Istruzione scritta a
Estrai dai record le righe che vanno dall'inizio fino alla riga con "benchmarks-title: 30 Benchmarks", inclusa, e ricopiale identiche, per favore.

Testo fornito
----------------------------------------
Accendere lampadine e idee

Le prime lampadine che riuscii ad accendere, inizialmente, furono quelle della nuova casa in centro a Torino – presa in affitto in un giorno di zona arancione o gialla, non ricordo quale fosse di preciso la restrizione in vigore in quel momento.

Qui ha avuto inizio la seconda parte della storia, credo la più sorprendente.

Sì, perché a volte sono gli eventi stessi a trascinare il o la protagonista della storia senza che si abbia il tempo o la consapevolezza per fermarsi a scriverli, appuntarli. Accade così che per l’autore o l’autrice della narrazione sia sufficiente impugnare la penna, e l’inchiostro, di conseguenza, sembra scorrere da solo. È solo allora che si comprende quanto le idee che possono fluire libere, in modo naturale, senza forzature e committenze, vadano controcorrente e profumino di rivoluzione.

Tavistock square, Torino (o quasi)

C’è un posto a Torino che somiglia oggi, in tutto e per tutto, alla Tavistock Square del 2019.

Ogni cosa è irrimediabilmente cambiata per me, ma vi garantisco che i Giardini di via Bertolotti, a Torino, ricordano quel tratto di strada tra Russell Square e King’s Cross in cui passeggiavo quasi quattro anni fa.
----------------------------------------
Estratto dei dati
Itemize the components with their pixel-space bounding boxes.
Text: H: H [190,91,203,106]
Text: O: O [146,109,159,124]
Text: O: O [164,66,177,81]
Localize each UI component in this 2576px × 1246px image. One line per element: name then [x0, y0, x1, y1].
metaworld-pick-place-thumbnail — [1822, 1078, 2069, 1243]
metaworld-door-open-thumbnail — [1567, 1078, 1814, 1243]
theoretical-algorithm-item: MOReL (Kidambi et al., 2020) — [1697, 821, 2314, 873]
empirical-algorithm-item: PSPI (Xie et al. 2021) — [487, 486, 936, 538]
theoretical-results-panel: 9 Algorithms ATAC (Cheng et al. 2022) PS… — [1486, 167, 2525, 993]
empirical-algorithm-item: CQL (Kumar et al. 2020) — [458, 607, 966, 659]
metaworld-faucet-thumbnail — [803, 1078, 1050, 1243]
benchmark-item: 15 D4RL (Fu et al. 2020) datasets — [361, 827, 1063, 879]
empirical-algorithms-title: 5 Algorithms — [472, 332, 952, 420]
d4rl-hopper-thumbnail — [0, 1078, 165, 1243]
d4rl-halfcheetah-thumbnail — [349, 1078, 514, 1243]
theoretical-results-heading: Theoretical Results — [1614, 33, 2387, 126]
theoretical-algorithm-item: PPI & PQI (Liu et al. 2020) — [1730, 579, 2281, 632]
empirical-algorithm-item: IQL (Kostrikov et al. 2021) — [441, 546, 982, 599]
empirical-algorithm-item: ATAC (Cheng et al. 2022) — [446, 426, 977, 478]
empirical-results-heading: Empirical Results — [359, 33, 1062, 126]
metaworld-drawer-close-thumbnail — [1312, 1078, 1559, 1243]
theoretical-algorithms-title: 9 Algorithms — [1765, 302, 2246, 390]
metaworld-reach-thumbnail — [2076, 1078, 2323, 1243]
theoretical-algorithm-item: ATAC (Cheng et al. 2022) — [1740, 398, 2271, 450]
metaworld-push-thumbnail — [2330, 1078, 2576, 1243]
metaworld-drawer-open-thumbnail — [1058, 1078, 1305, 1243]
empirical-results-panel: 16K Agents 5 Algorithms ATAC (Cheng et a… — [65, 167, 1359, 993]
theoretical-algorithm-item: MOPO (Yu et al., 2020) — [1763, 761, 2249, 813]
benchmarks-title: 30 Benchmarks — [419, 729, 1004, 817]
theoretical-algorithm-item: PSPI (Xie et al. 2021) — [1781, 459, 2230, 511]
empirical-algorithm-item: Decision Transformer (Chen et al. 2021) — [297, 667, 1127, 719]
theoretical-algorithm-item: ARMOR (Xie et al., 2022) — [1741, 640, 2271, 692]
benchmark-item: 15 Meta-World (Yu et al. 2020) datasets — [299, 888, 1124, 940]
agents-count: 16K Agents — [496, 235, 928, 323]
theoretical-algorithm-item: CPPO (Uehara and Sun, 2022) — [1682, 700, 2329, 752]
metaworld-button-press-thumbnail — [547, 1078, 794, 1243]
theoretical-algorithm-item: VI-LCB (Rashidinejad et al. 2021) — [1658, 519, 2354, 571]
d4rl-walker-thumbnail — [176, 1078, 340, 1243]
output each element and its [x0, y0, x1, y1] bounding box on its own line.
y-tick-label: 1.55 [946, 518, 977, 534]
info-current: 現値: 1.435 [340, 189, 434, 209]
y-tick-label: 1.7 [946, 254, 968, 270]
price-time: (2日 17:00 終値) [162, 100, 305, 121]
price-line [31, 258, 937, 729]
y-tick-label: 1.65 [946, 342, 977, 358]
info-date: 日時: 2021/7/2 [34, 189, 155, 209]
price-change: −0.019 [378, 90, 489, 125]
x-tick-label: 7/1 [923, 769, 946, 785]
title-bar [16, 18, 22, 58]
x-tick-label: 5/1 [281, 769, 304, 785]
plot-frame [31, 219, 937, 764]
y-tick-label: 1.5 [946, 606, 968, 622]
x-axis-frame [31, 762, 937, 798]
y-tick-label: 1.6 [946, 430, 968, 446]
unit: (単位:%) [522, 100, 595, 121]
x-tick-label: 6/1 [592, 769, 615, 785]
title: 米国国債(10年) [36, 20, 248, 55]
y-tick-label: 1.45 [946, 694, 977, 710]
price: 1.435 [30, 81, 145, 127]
----------------------------------------
Istruzione scritta b
Prosegui il racconto sulla nuova casa a Torino e sui Giardini di via Bertolotti, riprendendo dal punto in cui si interrompe.

Risultato finale a
Itemize the components with their pixel-space bounding boxes.
Text: H: H [190,91,203,106]
Text: O: O [146,109,159,124]
Text: O: O [164,66,177,81]
Localize each UI component in this 2576px × 1246px image. One line per element: name then [x0, y0, x1, y1].
metaworld-pick-place-thumbnail — [1822, 1078, 2069, 1243]
metaworld-door-open-thumbnail — [1567, 1078, 1814, 1243]
theoretical-algorithm-item: MOReL (Kidambi et al., 2020) — [1697, 821, 2314, 873]
empirical-algorithm-item: PSPI (Xie et al. 2021) — [487, 486, 936, 538]
theoretical-results-panel: 9 Algorithms ATAC (Cheng et al. 2022) PS… — [1486, 167, 2525, 993]
empirical-algorithm-item: CQL (Kumar et al. 2020) — [458, 607, 966, 659]
metaworld-faucet-thumbnail — [803, 1078, 1050, 1243]
benchmark-item: 15 D4RL (Fu et al. 2020) datasets — [361, 827, 1063, 879]
empirical-algorithms-title: 5 Algorithms — [472, 332, 952, 420]
d4rl-hopper-thumbnail — [0, 1078, 165, 1243]
d4rl-halfcheetah-thumbnail — [349, 1078, 514, 1243]
theoretical-results-heading: Theoretical Results — [1614, 33, 2387, 126]
theoretical-algorithm-item: PPI & PQI (Liu et al. 2020) — [1730, 579, 2281, 632]
empirical-algorithm-item: IQL (Kostrikov et al. 2021) — [441, 546, 982, 599]
empirical-algorithm-item: ATAC (Cheng et al. 2022) — [446, 426, 977, 478]
empirical-results-heading: Empirical Results — [359, 33, 1062, 126]
metaworld-drawer-close-thumbnail — [1312, 1078, 1559, 1243]
theoretical-algorithms-title: 9 Algorithms — [1765, 302, 2246, 390]
metaworld-reach-thumbnail — [2076, 1078, 2323, 1243]
theoretical-algorithm-item: ATAC (Cheng et al. 2022) — [1740, 398, 2271, 450]
metaworld-push-thumbnail — [2330, 1078, 2576, 1243]
metaworld-drawer-open-thumbnail — [1058, 1078, 1305, 1243]
empirical-results-panel: 16K Agents 5 Algorithms ATAC (Cheng et a… — [65, 167, 1359, 993]
theoretical-algorithm-item: MOPO (Yu et al., 2020) — [1763, 761, 2249, 813]
benchmarks-title: 30 Benchmarks — [419, 729, 1004, 817]

Risultato finale b
Il nome di Virginia Woolf e i passi dei suoi personaggi femminili risuonano in ogni angolo liberty di questa passeggiata, nel centro del capoluogo piemontese. Quando mi fermo ad ascoltarli, ripenso a tutta la strada percorsa fin qui, che ha legato luoghi distanti e voci sorelle: da un corso universitario a un romanzo che cambia le chiavi di lettura; da una tesi di laurea magistrale a un’intitolazione femminile – dei Giardini di via Bertolotti a Woolf, appunto.

Poco dopo il trasloco, nella primavera del 2021, con il supporto del Virginia Woolf Project e SNOQ Torino, ho candidato la mia tesi di laurea “A Street of One’s Own”: lo spazio della flâneuse in Virginia Woolf all’VIII bando “Sulle vie della parità”, indetto dall’associazione nazionale Toponomastica femminile.

Connessioni ‘brillanti’

Un progetto in cui tanto ho creduto e che sta seguendo dei percorsi inattesi, dando vita a scambi ed estendendo reti che si sono create (e continuano a crearsi) intorno a me, accendendo connessioni che mai avrei immaginato.

Dopo una discussione di laurea tra le quattro mura di casa, dal profumo dolce di lievito e quello pungente di disinfettante, il mio progetto ha sorprendentemente ripreso vita e ha iniziato a brillare di luce propria – glittering, come Clarissa.

In rapida successione, prima che avessi il tempo per una – anche piccola – presa di coscienza, sono arrivati i contributi della Fondazione CRT all’Università di Torino per il progetto, collegato all’intitolazione, “Cento anni di flânerie al femminile. Donne e spazio urbano dal testo letterario all’esperienza contemporanea”, di cui la responsabile scientifica è la prof.ssa Teresa Prudente.

Da qui la possibilità di continuare in ambito accademico come borsista di ricerca.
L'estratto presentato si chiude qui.